◆ What to produce:
Take every line from the listing below that includes "Denbighshire" and copy it.

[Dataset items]
--- START ---

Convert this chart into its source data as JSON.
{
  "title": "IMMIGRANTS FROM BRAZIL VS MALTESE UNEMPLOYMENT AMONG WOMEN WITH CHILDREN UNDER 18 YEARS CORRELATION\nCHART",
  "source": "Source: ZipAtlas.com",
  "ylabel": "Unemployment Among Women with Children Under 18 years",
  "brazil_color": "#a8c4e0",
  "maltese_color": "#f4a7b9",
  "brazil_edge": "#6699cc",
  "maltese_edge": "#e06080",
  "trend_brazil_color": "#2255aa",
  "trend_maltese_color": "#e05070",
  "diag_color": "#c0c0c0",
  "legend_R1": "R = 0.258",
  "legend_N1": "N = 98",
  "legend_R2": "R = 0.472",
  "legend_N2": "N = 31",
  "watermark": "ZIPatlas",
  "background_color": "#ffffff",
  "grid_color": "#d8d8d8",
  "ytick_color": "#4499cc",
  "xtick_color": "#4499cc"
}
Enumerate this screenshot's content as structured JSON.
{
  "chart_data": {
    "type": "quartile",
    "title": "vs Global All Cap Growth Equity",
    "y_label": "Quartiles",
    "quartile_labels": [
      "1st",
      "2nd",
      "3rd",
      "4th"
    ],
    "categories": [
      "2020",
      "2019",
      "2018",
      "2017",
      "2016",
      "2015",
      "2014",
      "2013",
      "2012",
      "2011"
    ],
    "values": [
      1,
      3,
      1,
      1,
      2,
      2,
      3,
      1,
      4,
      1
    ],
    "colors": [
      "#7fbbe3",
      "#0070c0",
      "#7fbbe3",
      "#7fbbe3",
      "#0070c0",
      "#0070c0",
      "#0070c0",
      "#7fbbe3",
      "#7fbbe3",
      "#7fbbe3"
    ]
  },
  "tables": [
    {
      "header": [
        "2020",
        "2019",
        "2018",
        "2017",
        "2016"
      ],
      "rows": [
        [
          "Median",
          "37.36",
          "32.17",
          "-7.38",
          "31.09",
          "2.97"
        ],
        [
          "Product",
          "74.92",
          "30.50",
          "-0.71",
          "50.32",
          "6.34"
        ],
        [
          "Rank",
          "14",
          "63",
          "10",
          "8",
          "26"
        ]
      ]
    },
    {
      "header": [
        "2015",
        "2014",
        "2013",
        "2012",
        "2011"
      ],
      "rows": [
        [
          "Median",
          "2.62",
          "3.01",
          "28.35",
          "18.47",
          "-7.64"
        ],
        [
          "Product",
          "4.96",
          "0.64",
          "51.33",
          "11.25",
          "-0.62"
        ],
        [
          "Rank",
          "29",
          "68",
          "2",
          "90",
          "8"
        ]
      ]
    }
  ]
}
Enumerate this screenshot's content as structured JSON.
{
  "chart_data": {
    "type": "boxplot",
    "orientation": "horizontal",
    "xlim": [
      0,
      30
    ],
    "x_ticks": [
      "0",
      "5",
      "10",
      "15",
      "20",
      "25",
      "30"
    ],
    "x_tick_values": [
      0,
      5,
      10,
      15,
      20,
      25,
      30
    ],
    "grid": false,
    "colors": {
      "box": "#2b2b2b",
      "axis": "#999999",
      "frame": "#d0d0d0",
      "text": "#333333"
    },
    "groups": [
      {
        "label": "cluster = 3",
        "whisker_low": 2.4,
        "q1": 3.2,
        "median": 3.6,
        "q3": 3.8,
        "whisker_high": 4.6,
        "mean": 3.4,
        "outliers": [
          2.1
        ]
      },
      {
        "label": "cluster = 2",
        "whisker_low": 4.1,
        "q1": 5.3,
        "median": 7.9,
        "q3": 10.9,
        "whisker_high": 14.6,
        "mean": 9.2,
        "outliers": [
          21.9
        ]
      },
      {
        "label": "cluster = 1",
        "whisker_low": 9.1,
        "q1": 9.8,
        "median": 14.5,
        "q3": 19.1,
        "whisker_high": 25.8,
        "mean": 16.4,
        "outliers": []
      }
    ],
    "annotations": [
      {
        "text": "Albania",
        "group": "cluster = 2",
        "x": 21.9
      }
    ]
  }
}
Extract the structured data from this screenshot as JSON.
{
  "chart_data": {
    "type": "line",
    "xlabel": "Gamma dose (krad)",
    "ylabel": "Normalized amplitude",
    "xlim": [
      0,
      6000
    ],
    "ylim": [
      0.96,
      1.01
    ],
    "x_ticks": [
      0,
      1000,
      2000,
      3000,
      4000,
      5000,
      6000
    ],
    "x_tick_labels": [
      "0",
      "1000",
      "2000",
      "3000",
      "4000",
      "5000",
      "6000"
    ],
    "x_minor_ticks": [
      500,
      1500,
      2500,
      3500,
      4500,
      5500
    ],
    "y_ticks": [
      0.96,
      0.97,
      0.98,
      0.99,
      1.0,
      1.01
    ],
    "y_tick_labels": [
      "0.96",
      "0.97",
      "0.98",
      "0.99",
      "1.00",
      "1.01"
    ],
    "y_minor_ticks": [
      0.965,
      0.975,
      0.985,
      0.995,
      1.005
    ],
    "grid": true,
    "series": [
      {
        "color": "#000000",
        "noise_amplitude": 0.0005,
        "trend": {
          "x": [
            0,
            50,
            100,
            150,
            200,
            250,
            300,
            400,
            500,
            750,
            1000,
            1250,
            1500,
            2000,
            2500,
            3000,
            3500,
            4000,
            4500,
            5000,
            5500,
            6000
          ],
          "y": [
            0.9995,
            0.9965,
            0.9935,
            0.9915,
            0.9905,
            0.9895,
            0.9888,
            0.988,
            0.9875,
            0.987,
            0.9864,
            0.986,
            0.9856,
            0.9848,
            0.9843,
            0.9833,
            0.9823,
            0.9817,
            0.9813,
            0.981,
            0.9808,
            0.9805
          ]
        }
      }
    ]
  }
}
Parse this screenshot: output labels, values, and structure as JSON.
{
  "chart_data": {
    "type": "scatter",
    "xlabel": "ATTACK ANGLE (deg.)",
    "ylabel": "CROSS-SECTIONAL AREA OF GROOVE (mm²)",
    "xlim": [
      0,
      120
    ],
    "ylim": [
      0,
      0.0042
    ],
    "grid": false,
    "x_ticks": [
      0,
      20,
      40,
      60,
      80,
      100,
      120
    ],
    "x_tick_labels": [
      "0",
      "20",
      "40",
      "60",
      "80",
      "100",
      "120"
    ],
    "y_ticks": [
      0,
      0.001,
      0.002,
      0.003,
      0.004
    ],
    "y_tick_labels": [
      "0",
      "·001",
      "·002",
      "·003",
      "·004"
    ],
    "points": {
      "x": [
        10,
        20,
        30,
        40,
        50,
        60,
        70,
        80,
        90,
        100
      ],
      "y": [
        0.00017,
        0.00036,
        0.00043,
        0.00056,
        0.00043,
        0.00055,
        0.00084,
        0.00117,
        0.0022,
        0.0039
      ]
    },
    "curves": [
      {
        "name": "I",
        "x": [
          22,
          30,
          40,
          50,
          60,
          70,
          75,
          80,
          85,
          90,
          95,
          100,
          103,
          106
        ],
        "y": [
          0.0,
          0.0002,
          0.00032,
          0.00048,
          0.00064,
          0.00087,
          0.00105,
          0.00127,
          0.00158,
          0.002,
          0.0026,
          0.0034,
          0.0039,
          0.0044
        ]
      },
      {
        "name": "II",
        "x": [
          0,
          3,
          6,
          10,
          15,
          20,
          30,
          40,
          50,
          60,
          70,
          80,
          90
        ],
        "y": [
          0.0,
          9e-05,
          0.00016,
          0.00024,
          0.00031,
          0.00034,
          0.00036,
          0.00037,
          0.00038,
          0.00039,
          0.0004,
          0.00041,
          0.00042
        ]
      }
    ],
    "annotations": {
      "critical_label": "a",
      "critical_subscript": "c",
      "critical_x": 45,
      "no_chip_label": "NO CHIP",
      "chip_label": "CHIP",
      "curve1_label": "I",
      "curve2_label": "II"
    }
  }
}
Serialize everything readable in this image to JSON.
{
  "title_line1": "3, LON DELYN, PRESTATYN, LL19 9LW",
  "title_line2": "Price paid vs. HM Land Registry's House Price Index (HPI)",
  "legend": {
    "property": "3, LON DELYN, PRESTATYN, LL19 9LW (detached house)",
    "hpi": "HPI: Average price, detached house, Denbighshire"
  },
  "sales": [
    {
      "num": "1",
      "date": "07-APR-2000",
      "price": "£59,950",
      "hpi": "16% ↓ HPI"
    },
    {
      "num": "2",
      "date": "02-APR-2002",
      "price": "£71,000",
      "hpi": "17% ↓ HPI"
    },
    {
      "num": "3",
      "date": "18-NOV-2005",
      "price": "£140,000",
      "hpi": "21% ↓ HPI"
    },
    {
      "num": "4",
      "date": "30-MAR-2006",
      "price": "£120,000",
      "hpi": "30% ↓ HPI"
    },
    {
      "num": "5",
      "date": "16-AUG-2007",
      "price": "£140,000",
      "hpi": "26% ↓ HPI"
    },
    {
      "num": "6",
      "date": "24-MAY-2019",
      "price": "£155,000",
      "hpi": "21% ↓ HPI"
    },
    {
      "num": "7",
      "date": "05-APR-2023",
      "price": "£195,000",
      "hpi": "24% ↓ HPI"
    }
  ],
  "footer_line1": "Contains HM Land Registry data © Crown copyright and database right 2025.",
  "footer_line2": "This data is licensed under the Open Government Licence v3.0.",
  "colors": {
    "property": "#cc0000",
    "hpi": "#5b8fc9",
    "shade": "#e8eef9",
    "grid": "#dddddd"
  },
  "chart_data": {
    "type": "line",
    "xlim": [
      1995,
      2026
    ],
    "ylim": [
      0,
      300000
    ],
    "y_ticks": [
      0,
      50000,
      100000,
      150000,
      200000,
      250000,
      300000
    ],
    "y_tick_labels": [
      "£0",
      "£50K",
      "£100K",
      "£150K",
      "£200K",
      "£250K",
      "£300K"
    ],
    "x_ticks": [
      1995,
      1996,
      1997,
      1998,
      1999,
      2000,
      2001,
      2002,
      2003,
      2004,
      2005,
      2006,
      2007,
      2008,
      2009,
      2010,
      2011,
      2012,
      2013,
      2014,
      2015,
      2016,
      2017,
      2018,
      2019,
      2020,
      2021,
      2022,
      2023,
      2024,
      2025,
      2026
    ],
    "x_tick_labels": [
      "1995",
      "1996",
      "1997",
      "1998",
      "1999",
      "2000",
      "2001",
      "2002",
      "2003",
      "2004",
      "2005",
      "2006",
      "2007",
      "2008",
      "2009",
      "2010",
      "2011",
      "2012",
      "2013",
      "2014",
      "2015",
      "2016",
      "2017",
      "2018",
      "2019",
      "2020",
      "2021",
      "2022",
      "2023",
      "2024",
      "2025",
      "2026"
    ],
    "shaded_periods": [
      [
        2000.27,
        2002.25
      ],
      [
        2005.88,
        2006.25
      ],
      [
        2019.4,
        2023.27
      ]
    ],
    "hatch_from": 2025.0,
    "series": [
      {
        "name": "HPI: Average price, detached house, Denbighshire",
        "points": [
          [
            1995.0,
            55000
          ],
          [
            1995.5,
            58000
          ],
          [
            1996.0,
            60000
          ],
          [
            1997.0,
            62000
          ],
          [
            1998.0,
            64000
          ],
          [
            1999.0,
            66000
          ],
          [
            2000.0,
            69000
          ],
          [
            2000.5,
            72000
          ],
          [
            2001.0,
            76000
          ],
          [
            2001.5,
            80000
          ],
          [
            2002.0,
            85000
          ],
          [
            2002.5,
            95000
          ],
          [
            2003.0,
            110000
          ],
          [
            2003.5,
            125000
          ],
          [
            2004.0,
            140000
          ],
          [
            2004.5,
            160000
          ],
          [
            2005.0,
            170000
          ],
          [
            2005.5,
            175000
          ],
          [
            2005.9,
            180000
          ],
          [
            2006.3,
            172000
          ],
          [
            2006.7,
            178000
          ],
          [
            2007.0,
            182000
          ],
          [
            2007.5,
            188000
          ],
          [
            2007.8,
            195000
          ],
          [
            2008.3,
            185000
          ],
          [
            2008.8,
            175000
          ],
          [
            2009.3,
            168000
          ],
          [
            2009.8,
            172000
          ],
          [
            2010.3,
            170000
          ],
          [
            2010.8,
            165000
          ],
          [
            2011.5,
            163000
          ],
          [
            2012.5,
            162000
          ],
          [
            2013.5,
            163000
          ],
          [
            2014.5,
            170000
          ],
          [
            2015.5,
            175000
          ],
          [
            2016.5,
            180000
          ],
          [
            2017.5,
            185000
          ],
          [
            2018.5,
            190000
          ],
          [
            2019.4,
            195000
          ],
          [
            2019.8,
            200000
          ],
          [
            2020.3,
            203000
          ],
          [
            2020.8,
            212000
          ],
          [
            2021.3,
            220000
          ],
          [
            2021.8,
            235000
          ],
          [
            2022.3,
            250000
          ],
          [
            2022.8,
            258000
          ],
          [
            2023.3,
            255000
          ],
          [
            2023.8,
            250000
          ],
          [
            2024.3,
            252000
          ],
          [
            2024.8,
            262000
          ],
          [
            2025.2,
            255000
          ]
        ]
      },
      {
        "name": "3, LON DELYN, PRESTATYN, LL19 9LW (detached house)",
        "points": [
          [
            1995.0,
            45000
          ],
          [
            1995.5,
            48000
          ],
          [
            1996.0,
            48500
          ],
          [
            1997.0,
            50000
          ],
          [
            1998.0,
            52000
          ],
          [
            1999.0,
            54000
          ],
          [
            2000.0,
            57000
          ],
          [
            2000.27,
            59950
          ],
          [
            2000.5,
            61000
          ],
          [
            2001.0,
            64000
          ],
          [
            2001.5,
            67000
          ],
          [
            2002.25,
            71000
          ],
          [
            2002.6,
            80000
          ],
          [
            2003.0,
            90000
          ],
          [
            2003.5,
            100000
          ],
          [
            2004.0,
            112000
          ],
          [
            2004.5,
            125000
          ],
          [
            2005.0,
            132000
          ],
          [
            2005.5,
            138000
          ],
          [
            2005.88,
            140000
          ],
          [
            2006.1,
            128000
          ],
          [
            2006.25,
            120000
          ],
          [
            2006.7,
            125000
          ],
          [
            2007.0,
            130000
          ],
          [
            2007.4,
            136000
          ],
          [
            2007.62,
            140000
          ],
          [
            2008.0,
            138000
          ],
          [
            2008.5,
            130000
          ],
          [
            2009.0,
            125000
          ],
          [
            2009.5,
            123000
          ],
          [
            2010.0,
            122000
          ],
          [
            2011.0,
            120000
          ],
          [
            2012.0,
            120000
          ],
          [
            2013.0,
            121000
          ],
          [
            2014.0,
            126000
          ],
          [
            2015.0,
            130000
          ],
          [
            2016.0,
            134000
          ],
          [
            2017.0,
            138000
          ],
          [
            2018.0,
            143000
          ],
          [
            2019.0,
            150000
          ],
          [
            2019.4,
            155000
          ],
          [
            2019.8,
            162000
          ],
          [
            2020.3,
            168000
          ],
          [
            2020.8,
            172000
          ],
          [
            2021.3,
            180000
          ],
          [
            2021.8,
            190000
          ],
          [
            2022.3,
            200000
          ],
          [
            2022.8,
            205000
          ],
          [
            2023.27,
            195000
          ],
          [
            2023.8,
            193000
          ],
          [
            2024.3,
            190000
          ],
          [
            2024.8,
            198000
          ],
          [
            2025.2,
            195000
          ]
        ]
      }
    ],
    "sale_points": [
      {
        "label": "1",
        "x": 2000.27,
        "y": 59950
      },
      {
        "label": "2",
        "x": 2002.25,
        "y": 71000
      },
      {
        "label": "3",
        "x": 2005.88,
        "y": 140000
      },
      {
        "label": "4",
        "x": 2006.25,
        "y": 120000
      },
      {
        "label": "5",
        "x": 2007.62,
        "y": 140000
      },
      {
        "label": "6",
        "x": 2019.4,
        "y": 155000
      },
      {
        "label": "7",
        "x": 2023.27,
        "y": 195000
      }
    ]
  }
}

--- END ---

◆ Solution:
    "hpi": "HPI: Average price, detached house, Denbighshire"
        "name": "HPI: Average price, detached house, Denbighshire",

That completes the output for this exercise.